# Data in this exercise
┄┄┄┄┄┄┄┄┄┄

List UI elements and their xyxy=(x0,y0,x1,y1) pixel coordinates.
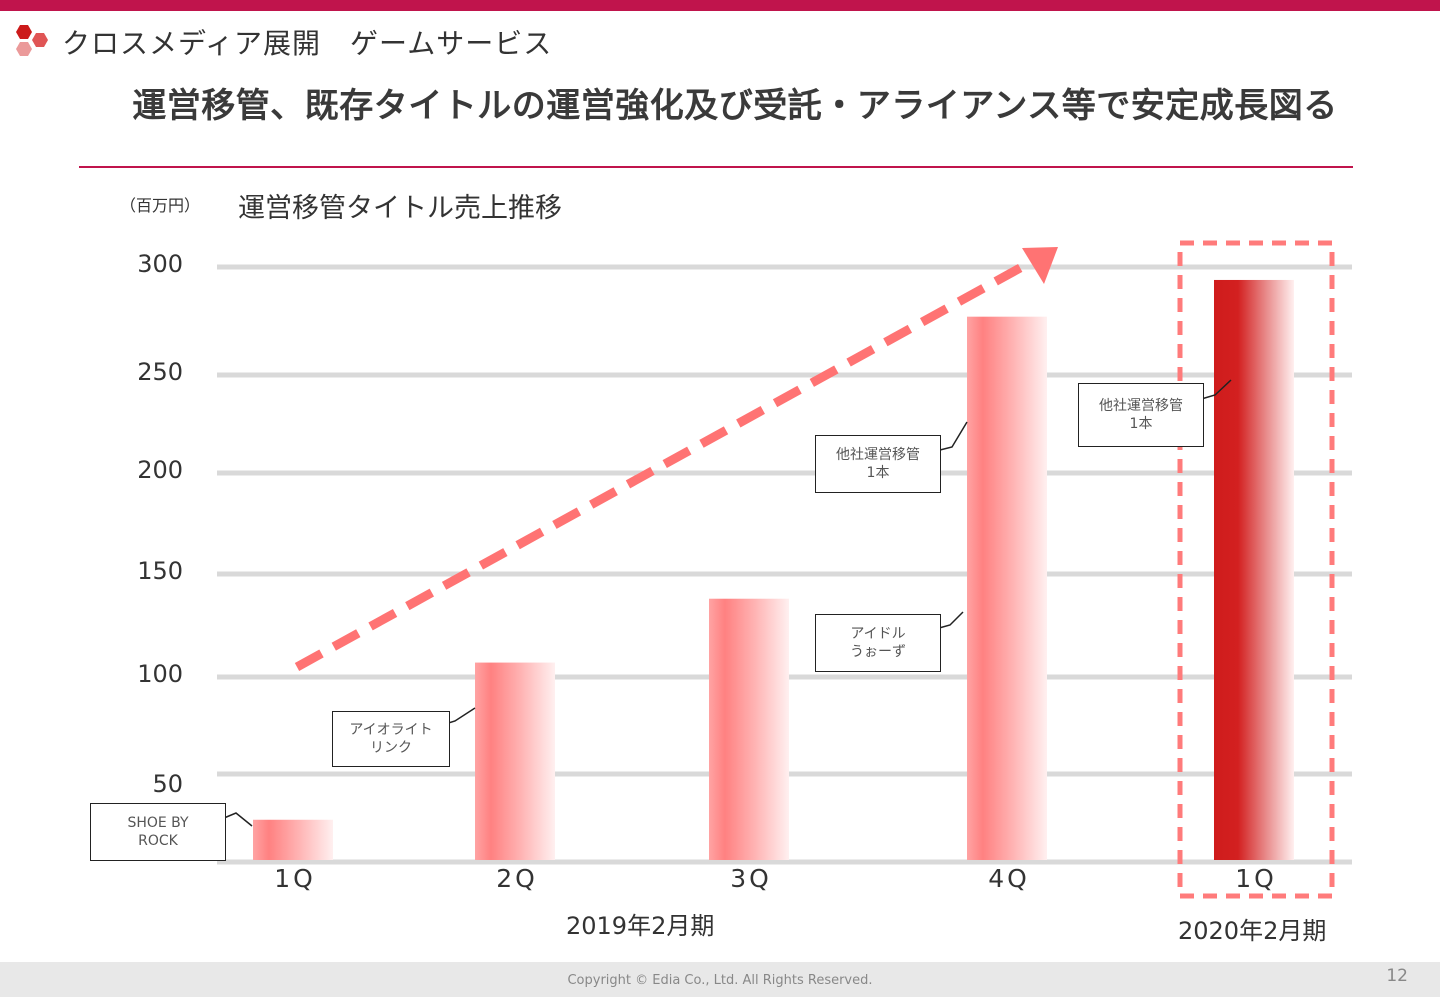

┄┄┄┄┄┄┄┄┄┄

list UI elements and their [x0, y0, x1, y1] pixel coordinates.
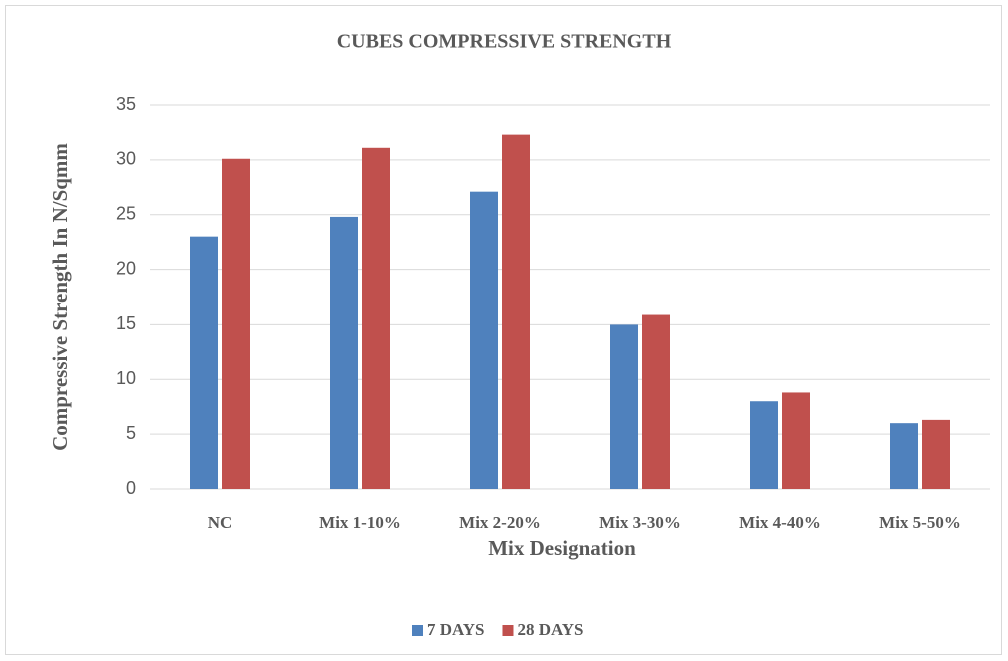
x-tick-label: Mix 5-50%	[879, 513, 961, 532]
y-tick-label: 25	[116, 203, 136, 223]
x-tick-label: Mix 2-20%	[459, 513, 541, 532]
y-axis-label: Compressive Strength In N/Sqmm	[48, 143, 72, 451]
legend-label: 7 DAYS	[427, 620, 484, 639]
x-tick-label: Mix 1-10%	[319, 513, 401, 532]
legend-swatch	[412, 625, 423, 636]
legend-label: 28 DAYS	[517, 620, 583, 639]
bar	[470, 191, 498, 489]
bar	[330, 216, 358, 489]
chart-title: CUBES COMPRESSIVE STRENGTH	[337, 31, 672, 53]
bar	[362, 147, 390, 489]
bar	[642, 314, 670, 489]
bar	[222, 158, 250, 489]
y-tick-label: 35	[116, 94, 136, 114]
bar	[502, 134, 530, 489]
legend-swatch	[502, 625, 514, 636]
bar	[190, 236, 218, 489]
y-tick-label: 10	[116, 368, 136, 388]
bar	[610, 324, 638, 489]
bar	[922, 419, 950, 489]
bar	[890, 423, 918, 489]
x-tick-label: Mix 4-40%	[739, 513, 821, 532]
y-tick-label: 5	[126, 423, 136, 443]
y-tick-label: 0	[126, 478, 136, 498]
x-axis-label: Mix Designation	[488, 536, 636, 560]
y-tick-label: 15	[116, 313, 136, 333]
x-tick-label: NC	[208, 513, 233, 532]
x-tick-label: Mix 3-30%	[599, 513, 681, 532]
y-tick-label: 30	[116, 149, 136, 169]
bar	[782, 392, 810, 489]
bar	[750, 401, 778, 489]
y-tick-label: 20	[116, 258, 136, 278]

┄┄┄┄┄┄┄┄┄┄

# Instruction
Reproduce the entries verbatim, beginning at the line containing "list UI elements and their [x0, y0, x1, y1]" and continuing through the line containing "258, 136, 278]", both lines included. Omit the pictures from the answer.

# Solution for this task
list UI elements and their [x0, y0, x1, y1] pixel coordinates.
x-tick-label: Mix 5-50%	[879, 513, 961, 532]
y-tick-label: 25	[116, 203, 136, 223]
x-tick-label: Mix 2-20%	[459, 513, 541, 532]
y-axis-label: Compressive Strength In N/Sqmm	[48, 143, 72, 451]
legend-label: 7 DAYS	[427, 620, 484, 639]
x-tick-label: Mix 1-10%	[319, 513, 401, 532]
legend-swatch	[412, 625, 423, 636]
legend-label: 28 DAYS	[517, 620, 583, 639]
bar	[470, 191, 498, 489]
bar	[330, 216, 358, 489]
chart-title: CUBES COMPRESSIVE STRENGTH	[337, 31, 672, 53]
bar	[362, 147, 390, 489]
bar	[642, 314, 670, 489]
bar	[222, 158, 250, 489]
y-tick-label: 35	[116, 94, 136, 114]
bar	[502, 134, 530, 489]
legend-swatch	[502, 625, 514, 636]
bar	[190, 236, 218, 489]
y-tick-label: 10	[116, 368, 136, 388]
bar	[610, 324, 638, 489]
bar	[922, 419, 950, 489]
bar	[890, 423, 918, 489]
x-tick-label: Mix 4-40%	[739, 513, 821, 532]
y-tick-label: 5	[126, 423, 136, 443]
y-tick-label: 0	[126, 478, 136, 498]
x-axis-label: Mix Designation	[488, 536, 636, 560]
y-tick-label: 15	[116, 313, 136, 333]
x-tick-label: NC	[208, 513, 233, 532]
x-tick-label: Mix 3-30%	[599, 513, 681, 532]
y-tick-label: 30	[116, 149, 136, 169]
bar	[782, 392, 810, 489]
bar	[750, 401, 778, 489]
y-tick-label: 20	[116, 258, 136, 278]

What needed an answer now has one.